--- What you have to do ---
Gather every line of the entries that includes the word "keystone".

begin

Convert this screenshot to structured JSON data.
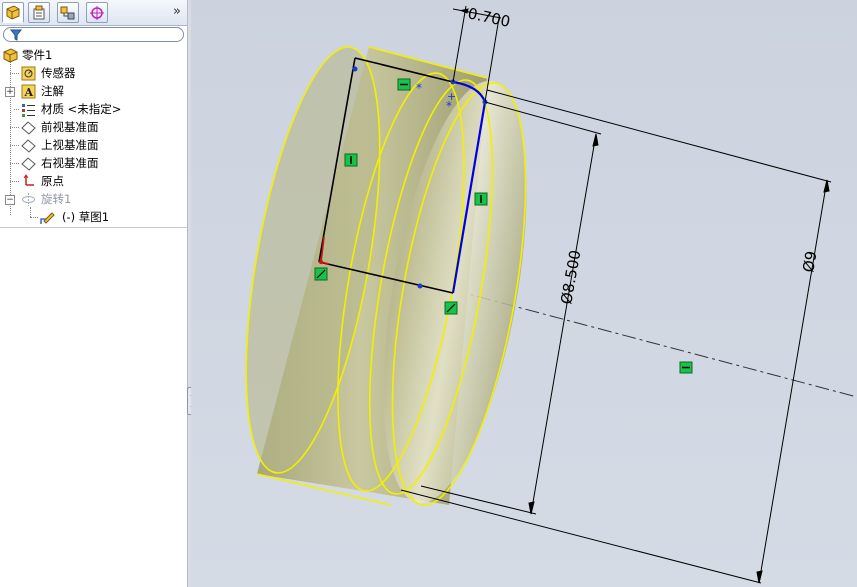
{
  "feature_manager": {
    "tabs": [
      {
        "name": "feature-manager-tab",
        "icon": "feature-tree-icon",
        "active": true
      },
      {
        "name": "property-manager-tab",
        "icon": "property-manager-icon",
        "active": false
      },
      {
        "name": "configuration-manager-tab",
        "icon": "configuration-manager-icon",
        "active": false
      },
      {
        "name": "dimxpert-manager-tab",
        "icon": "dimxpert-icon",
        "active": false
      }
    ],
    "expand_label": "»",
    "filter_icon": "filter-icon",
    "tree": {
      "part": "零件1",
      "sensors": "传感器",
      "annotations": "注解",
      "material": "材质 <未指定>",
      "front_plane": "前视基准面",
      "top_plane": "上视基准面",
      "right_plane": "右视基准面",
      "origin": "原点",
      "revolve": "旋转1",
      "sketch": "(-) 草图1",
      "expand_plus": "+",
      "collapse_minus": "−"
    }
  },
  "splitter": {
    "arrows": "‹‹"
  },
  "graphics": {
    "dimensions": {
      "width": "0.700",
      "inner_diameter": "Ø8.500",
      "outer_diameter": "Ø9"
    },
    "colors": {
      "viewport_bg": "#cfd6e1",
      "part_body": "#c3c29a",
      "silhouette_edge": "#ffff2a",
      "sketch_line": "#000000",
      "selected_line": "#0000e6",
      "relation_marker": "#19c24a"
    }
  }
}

end
begin

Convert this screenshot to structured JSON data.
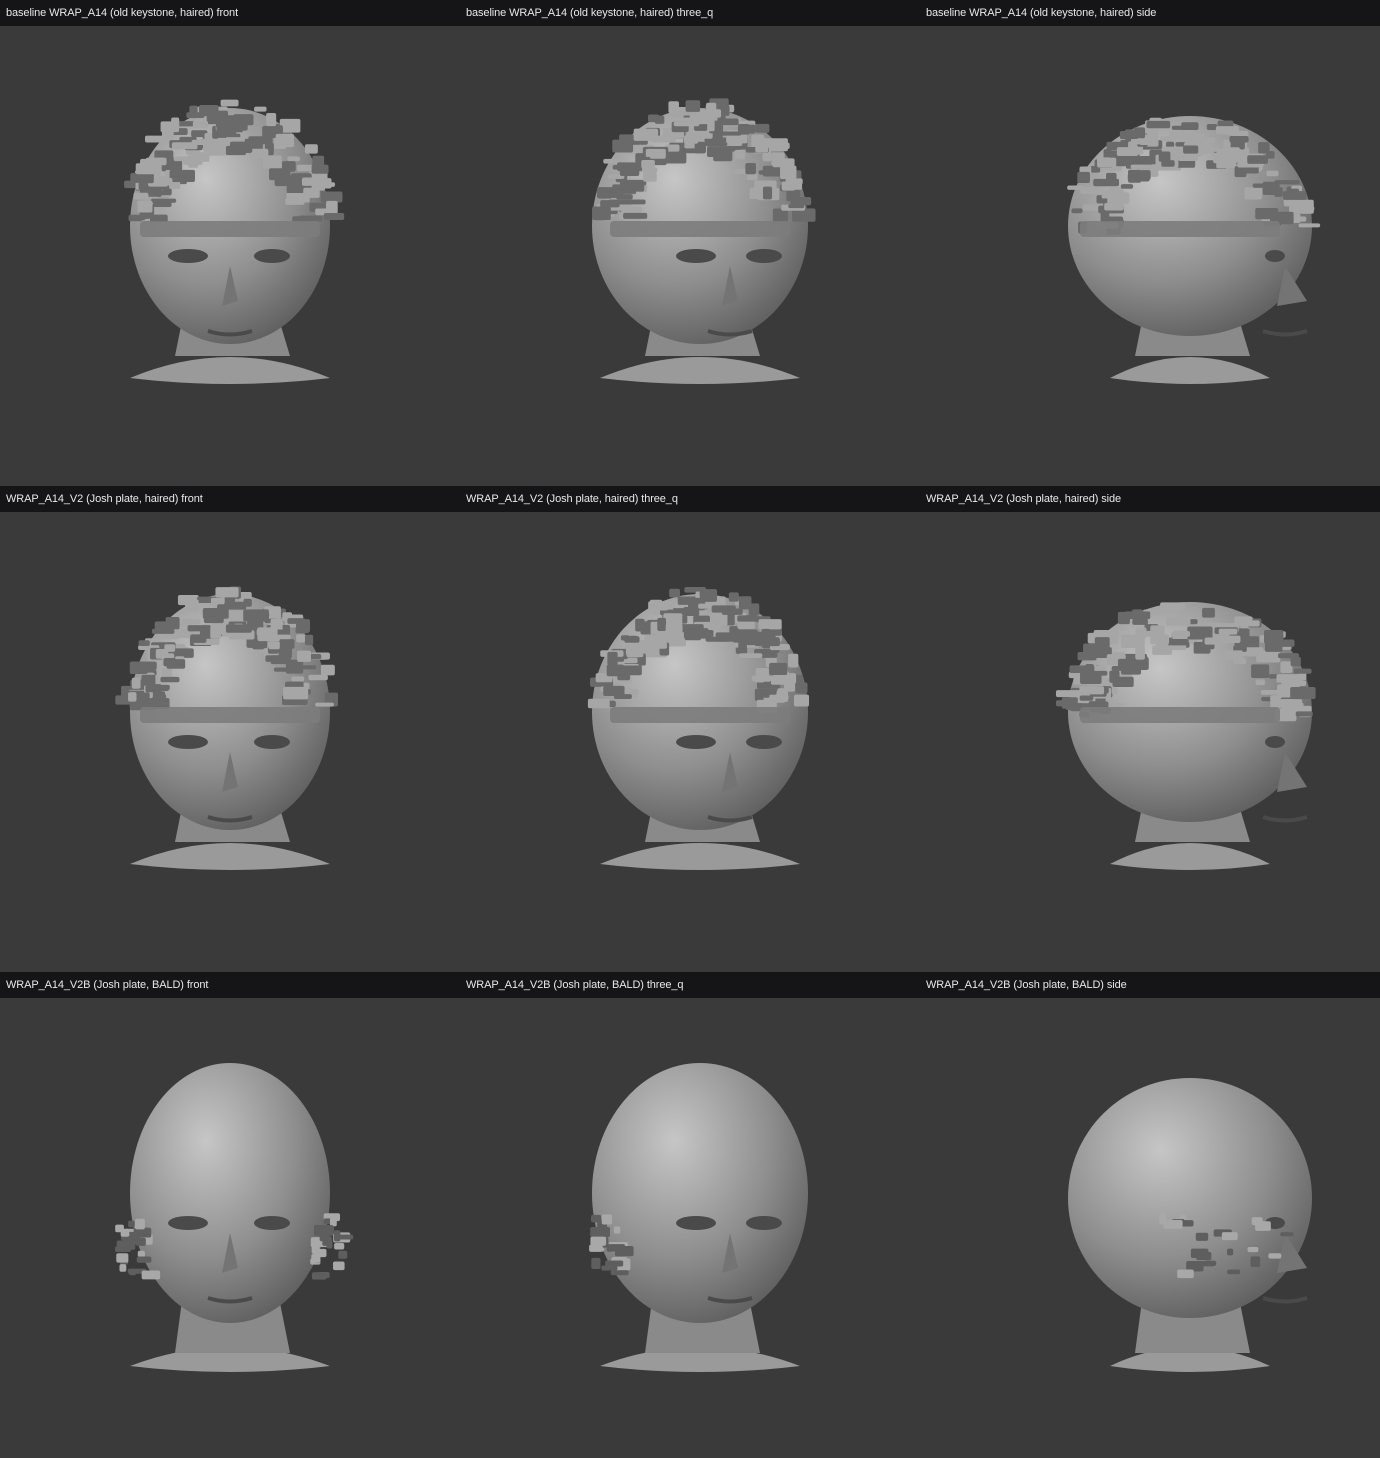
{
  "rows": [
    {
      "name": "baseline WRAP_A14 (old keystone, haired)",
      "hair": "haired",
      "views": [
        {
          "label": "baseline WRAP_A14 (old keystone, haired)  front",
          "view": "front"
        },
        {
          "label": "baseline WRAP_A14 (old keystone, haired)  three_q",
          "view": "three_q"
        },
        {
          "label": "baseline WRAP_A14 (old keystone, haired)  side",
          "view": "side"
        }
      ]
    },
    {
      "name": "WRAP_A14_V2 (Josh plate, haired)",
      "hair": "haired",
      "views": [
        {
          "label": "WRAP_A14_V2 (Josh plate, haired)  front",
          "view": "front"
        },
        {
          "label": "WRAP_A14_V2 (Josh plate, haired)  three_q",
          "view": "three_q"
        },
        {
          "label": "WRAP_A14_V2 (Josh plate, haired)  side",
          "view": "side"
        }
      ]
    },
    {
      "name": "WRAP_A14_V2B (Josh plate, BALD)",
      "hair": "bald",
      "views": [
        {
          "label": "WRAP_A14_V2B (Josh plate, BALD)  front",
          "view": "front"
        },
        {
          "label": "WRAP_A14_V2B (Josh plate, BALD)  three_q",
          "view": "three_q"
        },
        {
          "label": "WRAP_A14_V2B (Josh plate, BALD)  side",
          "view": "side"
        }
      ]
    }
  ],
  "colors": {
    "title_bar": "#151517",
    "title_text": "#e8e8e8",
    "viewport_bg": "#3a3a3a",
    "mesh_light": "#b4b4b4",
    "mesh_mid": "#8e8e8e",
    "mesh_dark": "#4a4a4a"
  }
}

end

--- Result of this task ---
      "name": "baseline WRAP_A14 (old keystone, haired)",
          "label": "baseline WRAP_A14 (old keystone, haired)  front",
          "label": "baseline WRAP_A14 (old keystone, haired)  three_q",
          "label": "baseline WRAP_A14 (old keystone, haired)  side",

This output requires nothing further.